__THE INPUT__.
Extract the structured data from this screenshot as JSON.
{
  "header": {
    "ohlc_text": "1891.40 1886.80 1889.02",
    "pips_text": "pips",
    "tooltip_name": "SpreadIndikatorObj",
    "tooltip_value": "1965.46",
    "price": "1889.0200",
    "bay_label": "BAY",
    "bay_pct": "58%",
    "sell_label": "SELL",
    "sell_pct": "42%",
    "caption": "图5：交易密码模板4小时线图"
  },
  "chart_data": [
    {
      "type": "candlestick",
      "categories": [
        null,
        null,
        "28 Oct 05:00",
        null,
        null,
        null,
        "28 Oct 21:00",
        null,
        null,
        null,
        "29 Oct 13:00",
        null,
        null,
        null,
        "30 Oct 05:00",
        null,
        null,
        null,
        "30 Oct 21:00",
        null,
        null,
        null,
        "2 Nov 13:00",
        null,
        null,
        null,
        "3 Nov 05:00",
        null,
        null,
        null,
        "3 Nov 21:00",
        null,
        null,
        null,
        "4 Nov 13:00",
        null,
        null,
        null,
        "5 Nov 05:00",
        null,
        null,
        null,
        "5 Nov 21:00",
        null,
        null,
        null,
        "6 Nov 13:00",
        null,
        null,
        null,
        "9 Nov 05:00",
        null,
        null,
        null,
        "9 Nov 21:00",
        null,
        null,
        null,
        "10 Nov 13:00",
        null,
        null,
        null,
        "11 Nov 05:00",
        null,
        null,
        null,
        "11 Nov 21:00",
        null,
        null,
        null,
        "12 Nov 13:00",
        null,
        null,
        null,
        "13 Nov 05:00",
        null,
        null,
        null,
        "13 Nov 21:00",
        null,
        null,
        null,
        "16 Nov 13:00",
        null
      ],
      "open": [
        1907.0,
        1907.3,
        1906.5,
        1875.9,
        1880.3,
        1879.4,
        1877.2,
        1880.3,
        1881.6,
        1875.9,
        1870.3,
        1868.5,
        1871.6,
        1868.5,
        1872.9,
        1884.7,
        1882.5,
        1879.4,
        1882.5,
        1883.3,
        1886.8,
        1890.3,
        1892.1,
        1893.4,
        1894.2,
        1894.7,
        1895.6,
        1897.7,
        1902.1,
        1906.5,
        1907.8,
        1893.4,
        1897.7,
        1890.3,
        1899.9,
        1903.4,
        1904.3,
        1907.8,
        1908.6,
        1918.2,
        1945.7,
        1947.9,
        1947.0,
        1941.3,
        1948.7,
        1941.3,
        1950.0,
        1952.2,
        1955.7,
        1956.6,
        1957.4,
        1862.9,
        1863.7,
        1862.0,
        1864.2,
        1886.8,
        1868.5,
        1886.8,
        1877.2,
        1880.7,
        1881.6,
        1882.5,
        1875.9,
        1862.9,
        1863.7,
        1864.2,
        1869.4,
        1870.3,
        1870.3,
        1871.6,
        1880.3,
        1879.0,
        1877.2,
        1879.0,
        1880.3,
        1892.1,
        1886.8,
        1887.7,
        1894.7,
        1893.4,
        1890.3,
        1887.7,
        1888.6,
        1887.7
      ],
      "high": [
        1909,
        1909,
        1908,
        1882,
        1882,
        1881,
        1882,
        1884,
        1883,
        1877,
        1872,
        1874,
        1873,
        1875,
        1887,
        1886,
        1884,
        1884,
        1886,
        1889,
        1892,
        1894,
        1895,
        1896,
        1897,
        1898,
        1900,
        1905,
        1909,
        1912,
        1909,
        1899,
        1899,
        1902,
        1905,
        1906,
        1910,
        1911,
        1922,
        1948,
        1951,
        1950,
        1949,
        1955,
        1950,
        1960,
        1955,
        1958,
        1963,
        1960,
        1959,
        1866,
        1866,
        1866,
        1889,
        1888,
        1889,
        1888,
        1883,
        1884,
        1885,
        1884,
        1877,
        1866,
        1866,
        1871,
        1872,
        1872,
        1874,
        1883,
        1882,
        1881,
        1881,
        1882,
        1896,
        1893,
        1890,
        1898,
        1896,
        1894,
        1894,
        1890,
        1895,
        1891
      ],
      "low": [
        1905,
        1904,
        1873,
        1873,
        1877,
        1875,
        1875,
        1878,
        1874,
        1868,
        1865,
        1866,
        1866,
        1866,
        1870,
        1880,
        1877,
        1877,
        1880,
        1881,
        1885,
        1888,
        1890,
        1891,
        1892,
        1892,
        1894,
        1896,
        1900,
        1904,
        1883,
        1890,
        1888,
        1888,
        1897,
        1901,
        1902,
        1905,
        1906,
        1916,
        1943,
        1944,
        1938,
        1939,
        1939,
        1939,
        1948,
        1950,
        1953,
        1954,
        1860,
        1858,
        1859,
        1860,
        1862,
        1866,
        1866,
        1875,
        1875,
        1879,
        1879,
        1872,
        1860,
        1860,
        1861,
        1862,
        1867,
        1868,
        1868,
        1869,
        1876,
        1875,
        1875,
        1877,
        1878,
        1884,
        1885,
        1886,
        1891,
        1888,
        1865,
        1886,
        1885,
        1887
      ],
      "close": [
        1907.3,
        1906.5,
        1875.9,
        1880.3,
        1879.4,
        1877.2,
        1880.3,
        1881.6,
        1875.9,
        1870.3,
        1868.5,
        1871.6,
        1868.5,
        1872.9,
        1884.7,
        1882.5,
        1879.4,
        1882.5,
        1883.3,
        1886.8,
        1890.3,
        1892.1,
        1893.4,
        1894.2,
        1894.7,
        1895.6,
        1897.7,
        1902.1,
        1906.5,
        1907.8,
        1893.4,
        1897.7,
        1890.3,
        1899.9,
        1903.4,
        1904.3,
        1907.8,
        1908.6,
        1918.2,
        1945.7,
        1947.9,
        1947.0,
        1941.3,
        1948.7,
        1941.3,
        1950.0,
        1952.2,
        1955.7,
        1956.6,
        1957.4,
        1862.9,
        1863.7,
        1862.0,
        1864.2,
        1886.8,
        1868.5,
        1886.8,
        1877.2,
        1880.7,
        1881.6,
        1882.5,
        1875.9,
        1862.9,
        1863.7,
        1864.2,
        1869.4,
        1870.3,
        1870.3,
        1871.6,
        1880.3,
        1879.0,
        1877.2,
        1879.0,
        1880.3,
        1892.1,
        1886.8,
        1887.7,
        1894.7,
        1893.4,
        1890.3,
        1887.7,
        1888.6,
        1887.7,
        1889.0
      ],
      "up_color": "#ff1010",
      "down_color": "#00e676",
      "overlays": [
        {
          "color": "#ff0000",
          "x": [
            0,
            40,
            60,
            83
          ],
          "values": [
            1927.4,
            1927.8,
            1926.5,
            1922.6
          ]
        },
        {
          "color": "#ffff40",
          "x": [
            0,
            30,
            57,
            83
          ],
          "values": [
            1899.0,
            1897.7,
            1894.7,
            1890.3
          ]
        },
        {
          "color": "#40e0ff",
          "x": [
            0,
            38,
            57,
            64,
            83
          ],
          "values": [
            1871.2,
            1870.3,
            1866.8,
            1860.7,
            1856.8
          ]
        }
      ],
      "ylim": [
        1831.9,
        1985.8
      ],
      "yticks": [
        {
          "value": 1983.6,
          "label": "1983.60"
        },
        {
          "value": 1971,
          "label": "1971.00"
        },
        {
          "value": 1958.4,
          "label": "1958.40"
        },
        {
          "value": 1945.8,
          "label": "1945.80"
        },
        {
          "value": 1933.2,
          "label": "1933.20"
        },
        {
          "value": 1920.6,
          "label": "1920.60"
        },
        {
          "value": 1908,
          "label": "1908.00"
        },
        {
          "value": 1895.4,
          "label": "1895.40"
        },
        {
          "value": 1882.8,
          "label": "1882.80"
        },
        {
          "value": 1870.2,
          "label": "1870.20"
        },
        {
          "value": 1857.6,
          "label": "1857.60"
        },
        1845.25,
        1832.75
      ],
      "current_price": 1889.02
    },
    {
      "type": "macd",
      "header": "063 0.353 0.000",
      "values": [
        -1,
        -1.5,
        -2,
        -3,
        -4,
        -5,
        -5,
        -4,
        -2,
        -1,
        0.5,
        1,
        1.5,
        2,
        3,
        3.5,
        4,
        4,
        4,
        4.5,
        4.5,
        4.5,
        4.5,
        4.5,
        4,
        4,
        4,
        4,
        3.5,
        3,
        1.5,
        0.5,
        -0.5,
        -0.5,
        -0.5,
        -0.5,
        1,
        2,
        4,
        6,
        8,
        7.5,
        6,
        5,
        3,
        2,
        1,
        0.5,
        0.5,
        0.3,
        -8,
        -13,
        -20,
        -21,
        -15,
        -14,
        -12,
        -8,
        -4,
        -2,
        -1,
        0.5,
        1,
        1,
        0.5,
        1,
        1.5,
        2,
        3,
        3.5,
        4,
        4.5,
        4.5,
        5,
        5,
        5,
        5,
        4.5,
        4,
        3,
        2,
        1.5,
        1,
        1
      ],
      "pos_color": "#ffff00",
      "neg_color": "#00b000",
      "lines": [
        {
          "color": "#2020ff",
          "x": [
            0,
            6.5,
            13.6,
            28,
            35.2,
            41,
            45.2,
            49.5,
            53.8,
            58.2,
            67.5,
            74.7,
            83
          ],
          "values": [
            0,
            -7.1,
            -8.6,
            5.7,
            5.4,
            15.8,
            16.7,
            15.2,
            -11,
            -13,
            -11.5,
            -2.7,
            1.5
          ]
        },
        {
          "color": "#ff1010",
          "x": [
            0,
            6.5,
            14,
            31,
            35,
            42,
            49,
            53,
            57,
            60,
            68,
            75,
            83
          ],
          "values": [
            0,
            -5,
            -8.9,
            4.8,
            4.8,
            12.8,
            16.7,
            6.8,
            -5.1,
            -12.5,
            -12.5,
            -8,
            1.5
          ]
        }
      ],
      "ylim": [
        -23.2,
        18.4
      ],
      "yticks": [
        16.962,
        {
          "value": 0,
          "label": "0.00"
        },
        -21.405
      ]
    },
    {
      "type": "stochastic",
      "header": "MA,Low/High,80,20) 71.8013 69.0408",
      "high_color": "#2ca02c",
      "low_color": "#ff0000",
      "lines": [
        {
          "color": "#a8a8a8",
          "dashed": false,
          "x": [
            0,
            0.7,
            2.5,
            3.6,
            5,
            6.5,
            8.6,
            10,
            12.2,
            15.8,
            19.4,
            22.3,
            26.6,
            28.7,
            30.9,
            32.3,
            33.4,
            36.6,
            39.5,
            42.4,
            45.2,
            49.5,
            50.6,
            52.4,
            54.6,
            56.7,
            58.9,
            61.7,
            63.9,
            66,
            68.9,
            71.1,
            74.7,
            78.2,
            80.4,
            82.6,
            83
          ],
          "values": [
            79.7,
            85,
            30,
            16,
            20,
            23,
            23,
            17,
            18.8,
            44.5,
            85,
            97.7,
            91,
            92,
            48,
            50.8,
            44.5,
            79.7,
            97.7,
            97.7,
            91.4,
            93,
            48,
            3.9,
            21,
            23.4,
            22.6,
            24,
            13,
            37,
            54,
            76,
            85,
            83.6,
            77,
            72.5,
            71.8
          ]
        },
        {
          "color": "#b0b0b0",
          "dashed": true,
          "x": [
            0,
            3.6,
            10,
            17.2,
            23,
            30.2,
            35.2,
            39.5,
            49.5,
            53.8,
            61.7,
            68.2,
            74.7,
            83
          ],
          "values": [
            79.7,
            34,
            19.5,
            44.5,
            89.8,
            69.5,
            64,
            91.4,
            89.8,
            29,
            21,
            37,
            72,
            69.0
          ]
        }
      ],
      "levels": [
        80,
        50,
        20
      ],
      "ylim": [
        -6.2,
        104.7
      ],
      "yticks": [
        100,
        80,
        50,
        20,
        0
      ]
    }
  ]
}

__WHAT THE TASK REQUIRES__. In the entries above, find each line with the string "header" and copy it.

__RESULT BELOW__.
  "header": {
      "header": "063 0.353 0.000",
      "header": "MA,Low/High,80,20) 71.8013 69.0408",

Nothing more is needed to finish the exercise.